(Provided information)
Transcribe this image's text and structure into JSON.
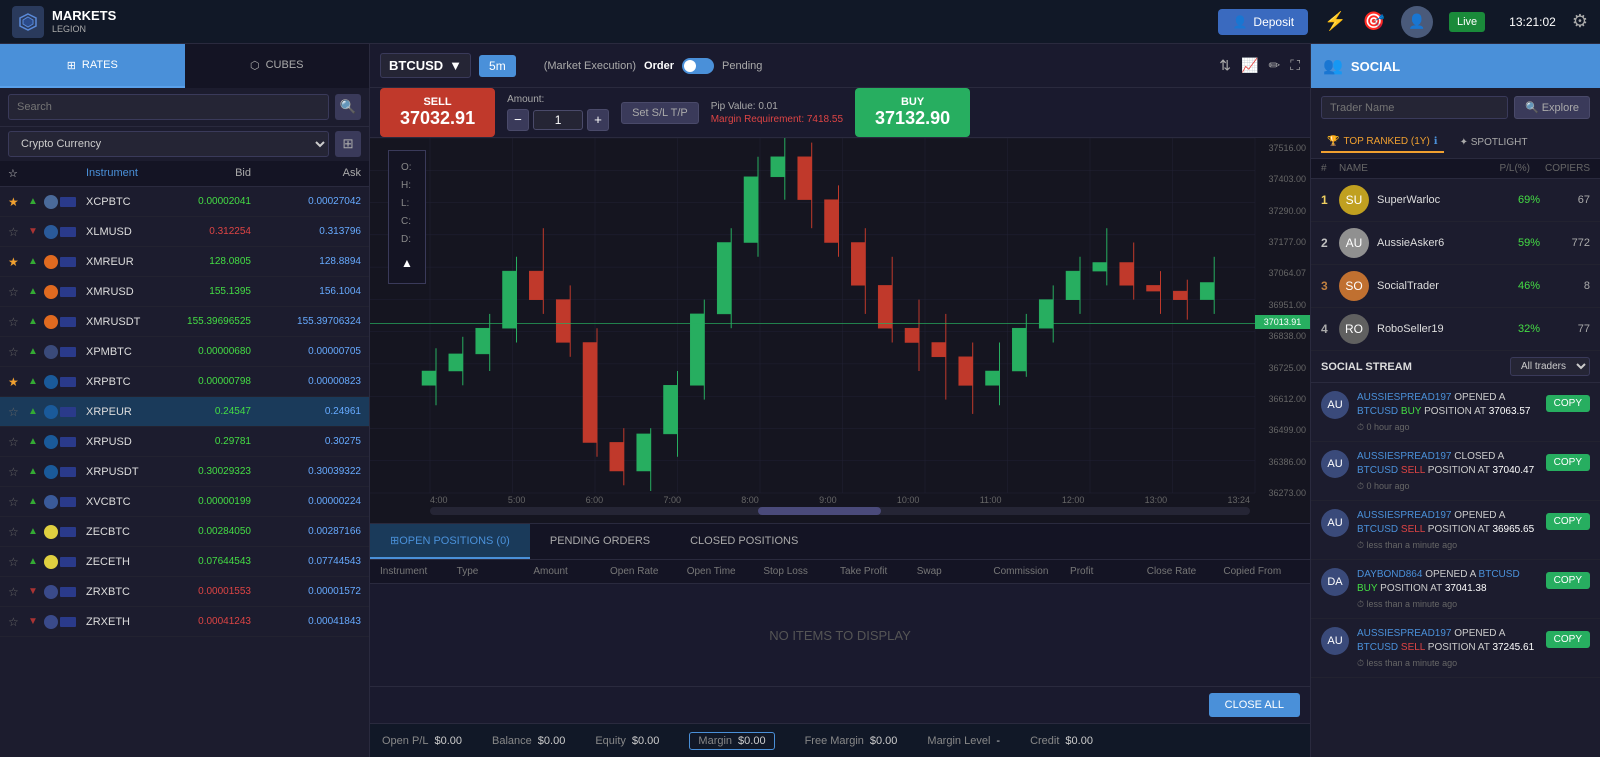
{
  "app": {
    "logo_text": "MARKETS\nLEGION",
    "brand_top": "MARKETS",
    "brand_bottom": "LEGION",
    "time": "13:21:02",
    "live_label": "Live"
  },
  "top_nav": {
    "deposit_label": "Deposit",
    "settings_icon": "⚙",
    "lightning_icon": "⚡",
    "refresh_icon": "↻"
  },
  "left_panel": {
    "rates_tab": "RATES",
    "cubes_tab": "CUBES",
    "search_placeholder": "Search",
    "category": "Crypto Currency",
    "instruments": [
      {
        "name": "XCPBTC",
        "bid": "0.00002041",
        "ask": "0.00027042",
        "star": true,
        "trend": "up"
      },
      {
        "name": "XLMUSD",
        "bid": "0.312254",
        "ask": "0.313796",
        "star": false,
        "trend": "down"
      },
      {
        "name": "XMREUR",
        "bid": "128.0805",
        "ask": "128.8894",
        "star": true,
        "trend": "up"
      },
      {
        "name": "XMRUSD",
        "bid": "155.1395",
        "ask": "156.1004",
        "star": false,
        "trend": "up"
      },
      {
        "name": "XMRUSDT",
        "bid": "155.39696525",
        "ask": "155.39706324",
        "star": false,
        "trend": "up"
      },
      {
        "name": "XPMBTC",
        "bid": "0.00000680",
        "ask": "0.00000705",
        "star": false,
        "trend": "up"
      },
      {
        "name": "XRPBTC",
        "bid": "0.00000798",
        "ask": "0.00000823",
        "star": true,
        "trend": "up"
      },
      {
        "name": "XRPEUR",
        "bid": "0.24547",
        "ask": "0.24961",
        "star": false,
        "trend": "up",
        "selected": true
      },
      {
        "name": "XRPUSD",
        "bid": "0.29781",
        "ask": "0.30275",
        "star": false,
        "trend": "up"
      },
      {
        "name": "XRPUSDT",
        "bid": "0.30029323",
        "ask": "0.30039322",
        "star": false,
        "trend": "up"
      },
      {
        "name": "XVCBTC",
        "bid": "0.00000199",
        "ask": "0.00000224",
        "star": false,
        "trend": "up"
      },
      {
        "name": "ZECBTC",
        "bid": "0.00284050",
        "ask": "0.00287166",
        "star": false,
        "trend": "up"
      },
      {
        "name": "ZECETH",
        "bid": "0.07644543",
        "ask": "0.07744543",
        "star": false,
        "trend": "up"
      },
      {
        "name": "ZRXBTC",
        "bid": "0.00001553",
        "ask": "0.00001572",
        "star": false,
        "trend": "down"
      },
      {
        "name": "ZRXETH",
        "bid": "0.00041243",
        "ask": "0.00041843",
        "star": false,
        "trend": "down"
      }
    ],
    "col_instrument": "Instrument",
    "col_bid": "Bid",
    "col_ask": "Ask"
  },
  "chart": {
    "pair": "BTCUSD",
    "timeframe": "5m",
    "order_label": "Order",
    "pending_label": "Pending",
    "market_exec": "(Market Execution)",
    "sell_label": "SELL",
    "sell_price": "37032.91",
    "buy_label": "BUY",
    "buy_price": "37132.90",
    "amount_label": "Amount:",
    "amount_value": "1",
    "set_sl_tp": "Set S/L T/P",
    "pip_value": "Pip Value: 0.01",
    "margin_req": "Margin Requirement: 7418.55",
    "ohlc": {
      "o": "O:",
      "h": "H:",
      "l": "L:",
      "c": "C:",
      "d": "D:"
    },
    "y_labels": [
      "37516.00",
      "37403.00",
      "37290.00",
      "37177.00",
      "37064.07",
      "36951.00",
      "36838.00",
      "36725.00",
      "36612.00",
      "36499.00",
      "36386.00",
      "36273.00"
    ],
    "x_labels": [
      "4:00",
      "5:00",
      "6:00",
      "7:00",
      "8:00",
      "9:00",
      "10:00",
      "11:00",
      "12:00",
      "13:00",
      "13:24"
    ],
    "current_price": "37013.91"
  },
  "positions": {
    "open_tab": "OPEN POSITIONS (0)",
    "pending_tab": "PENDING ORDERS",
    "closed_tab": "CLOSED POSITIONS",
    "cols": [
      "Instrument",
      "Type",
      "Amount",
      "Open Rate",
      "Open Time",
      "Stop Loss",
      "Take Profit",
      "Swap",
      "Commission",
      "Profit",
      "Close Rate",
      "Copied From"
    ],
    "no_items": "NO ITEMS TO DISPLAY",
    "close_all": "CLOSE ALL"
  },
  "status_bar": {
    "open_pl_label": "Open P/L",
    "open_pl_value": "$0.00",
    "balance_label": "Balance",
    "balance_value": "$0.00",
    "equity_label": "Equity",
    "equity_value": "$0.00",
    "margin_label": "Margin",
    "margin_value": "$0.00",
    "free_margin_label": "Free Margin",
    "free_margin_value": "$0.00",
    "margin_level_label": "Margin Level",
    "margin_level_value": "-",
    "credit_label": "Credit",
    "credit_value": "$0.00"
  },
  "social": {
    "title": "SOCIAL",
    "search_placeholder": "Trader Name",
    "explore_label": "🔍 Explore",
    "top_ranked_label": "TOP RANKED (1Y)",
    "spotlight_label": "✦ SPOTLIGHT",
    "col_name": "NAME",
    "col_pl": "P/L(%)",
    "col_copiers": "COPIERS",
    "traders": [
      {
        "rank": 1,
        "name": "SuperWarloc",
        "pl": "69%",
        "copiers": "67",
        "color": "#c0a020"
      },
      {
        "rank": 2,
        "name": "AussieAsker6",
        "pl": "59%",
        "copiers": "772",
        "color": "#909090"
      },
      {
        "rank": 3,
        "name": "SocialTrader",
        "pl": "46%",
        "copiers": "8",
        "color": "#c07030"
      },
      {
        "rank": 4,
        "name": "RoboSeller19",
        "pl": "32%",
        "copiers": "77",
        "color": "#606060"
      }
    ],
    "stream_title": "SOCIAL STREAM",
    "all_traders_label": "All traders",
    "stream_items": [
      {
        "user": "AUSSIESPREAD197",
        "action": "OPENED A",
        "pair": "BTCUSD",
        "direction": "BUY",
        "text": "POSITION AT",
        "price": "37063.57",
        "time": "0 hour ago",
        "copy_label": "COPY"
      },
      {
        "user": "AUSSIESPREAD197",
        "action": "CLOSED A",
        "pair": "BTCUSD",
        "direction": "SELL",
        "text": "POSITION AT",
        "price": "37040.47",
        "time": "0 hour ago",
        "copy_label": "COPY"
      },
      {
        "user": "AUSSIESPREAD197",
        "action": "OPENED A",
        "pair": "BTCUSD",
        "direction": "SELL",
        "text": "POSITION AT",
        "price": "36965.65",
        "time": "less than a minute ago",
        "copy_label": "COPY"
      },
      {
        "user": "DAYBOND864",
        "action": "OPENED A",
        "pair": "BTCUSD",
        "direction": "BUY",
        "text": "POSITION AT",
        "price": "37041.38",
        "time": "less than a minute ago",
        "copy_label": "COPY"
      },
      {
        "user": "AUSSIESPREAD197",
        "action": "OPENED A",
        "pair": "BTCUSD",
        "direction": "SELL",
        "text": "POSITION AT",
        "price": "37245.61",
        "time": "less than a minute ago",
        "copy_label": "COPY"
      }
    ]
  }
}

(Short problem) Do not include the images; transcribe the rest of the listing exactly.

(Written answer)
Transcribe this image's text and structure into JSON.
{
  "app": {
    "logo_text": "MARKETS\nLEGION",
    "brand_top": "MARKETS",
    "brand_bottom": "LEGION",
    "time": "13:21:02",
    "live_label": "Live"
  },
  "top_nav": {
    "deposit_label": "Deposit",
    "settings_icon": "⚙",
    "lightning_icon": "⚡",
    "refresh_icon": "↻"
  },
  "left_panel": {
    "rates_tab": "RATES",
    "cubes_tab": "CUBES",
    "search_placeholder": "Search",
    "category": "Crypto Currency",
    "instruments": [
      {
        "name": "XCPBTC",
        "bid": "0.00002041",
        "ask": "0.00027042",
        "star": true,
        "trend": "up"
      },
      {
        "name": "XLMUSD",
        "bid": "0.312254",
        "ask": "0.313796",
        "star": false,
        "trend": "down"
      },
      {
        "name": "XMREUR",
        "bid": "128.0805",
        "ask": "128.8894",
        "star": true,
        "trend": "up"
      },
      {
        "name": "XMRUSD",
        "bid": "155.1395",
        "ask": "156.1004",
        "star": false,
        "trend": "up"
      },
      {
        "name": "XMRUSDT",
        "bid": "155.39696525",
        "ask": "155.39706324",
        "star": false,
        "trend": "up"
      },
      {
        "name": "XPMBTC",
        "bid": "0.00000680",
        "ask": "0.00000705",
        "star": false,
        "trend": "up"
      },
      {
        "name": "XRPBTC",
        "bid": "0.00000798",
        "ask": "0.00000823",
        "star": true,
        "trend": "up"
      },
      {
        "name": "XRPEUR",
        "bid": "0.24547",
        "ask": "0.24961",
        "star": false,
        "trend": "up",
        "selected": true
      },
      {
        "name": "XRPUSD",
        "bid": "0.29781",
        "ask": "0.30275",
        "star": false,
        "trend": "up"
      },
      {
        "name": "XRPUSDT",
        "bid": "0.30029323",
        "ask": "0.30039322",
        "star": false,
        "trend": "up"
      },
      {
        "name": "XVCBTC",
        "bid": "0.00000199",
        "ask": "0.00000224",
        "star": false,
        "trend": "up"
      },
      {
        "name": "ZECBTC",
        "bid": "0.00284050",
        "ask": "0.00287166",
        "star": false,
        "trend": "up"
      },
      {
        "name": "ZECETH",
        "bid": "0.07644543",
        "ask": "0.07744543",
        "star": false,
        "trend": "up"
      },
      {
        "name": "ZRXBTC",
        "bid": "0.00001553",
        "ask": "0.00001572",
        "star": false,
        "trend": "down"
      },
      {
        "name": "ZRXETH",
        "bid": "0.00041243",
        "ask": "0.00041843",
        "star": false,
        "trend": "down"
      }
    ],
    "col_instrument": "Instrument",
    "col_bid": "Bid",
    "col_ask": "Ask"
  },
  "chart": {
    "pair": "BTCUSD",
    "timeframe": "5m",
    "order_label": "Order",
    "pending_label": "Pending",
    "market_exec": "(Market Execution)",
    "sell_label": "SELL",
    "sell_price": "37032.91",
    "buy_label": "BUY",
    "buy_price": "37132.90",
    "amount_label": "Amount:",
    "amount_value": "1",
    "set_sl_tp": "Set S/L T/P",
    "pip_value": "Pip Value: 0.01",
    "margin_req": "Margin Requirement: 7418.55",
    "ohlc": {
      "o": "O:",
      "h": "H:",
      "l": "L:",
      "c": "C:",
      "d": "D:"
    },
    "y_labels": [
      "37516.00",
      "37403.00",
      "37290.00",
      "37177.00",
      "37064.07",
      "36951.00",
      "36838.00",
      "36725.00",
      "36612.00",
      "36499.00",
      "36386.00",
      "36273.00"
    ],
    "x_labels": [
      "4:00",
      "5:00",
      "6:00",
      "7:00",
      "8:00",
      "9:00",
      "10:00",
      "11:00",
      "12:00",
      "13:00",
      "13:24"
    ],
    "current_price": "37013.91"
  },
  "positions": {
    "open_tab": "OPEN POSITIONS (0)",
    "pending_tab": "PENDING ORDERS",
    "closed_tab": "CLOSED POSITIONS",
    "cols": [
      "Instrument",
      "Type",
      "Amount",
      "Open Rate",
      "Open Time",
      "Stop Loss",
      "Take Profit",
      "Swap",
      "Commission",
      "Profit",
      "Close Rate",
      "Copied From"
    ],
    "no_items": "NO ITEMS TO DISPLAY",
    "close_all": "CLOSE ALL"
  },
  "status_bar": {
    "open_pl_label": "Open P/L",
    "open_pl_value": "$0.00",
    "balance_label": "Balance",
    "balance_value": "$0.00",
    "equity_label": "Equity",
    "equity_value": "$0.00",
    "margin_label": "Margin",
    "margin_value": "$0.00",
    "free_margin_label": "Free Margin",
    "free_margin_value": "$0.00",
    "margin_level_label": "Margin Level",
    "margin_level_value": "-",
    "credit_label": "Credit",
    "credit_value": "$0.00"
  },
  "social": {
    "title": "SOCIAL",
    "search_placeholder": "Trader Name",
    "explore_label": "🔍 Explore",
    "top_ranked_label": "TOP RANKED (1Y)",
    "spotlight_label": "✦ SPOTLIGHT",
    "col_name": "NAME",
    "col_pl": "P/L(%)",
    "col_copiers": "COPIERS",
    "traders": [
      {
        "rank": 1,
        "name": "SuperWarloc",
        "pl": "69%",
        "copiers": "67",
        "color": "#c0a020"
      },
      {
        "rank": 2,
        "name": "AussieAsker6",
        "pl": "59%",
        "copiers": "772",
        "color": "#909090"
      },
      {
        "rank": 3,
        "name": "SocialTrader",
        "pl": "46%",
        "copiers": "8",
        "color": "#c07030"
      },
      {
        "rank": 4,
        "name": "RoboSeller19",
        "pl": "32%",
        "copiers": "77",
        "color": "#606060"
      }
    ],
    "stream_title": "SOCIAL STREAM",
    "all_traders_label": "All traders",
    "stream_items": [
      {
        "user": "AUSSIESPREAD197",
        "action": "OPENED A",
        "pair": "BTCUSD",
        "direction": "BUY",
        "text": "POSITION AT",
        "price": "37063.57",
        "time": "0 hour ago",
        "copy_label": "COPY"
      },
      {
        "user": "AUSSIESPREAD197",
        "action": "CLOSED A",
        "pair": "BTCUSD",
        "direction": "SELL",
        "text": "POSITION AT",
        "price": "37040.47",
        "time": "0 hour ago",
        "copy_label": "COPY"
      },
      {
        "user": "AUSSIESPREAD197",
        "action": "OPENED A",
        "pair": "BTCUSD",
        "direction": "SELL",
        "text": "POSITION AT",
        "price": "36965.65",
        "time": "less than a minute ago",
        "copy_label": "COPY"
      },
      {
        "user": "DAYBOND864",
        "action": "OPENED A",
        "pair": "BTCUSD",
        "direction": "BUY",
        "text": "POSITION AT",
        "price": "37041.38",
        "time": "less than a minute ago",
        "copy_label": "COPY"
      },
      {
        "user": "AUSSIESPREAD197",
        "action": "OPENED A",
        "pair": "BTCUSD",
        "direction": "SELL",
        "text": "POSITION AT",
        "price": "37245.61",
        "time": "less than a minute ago",
        "copy_label": "COPY"
      }
    ]
  }
}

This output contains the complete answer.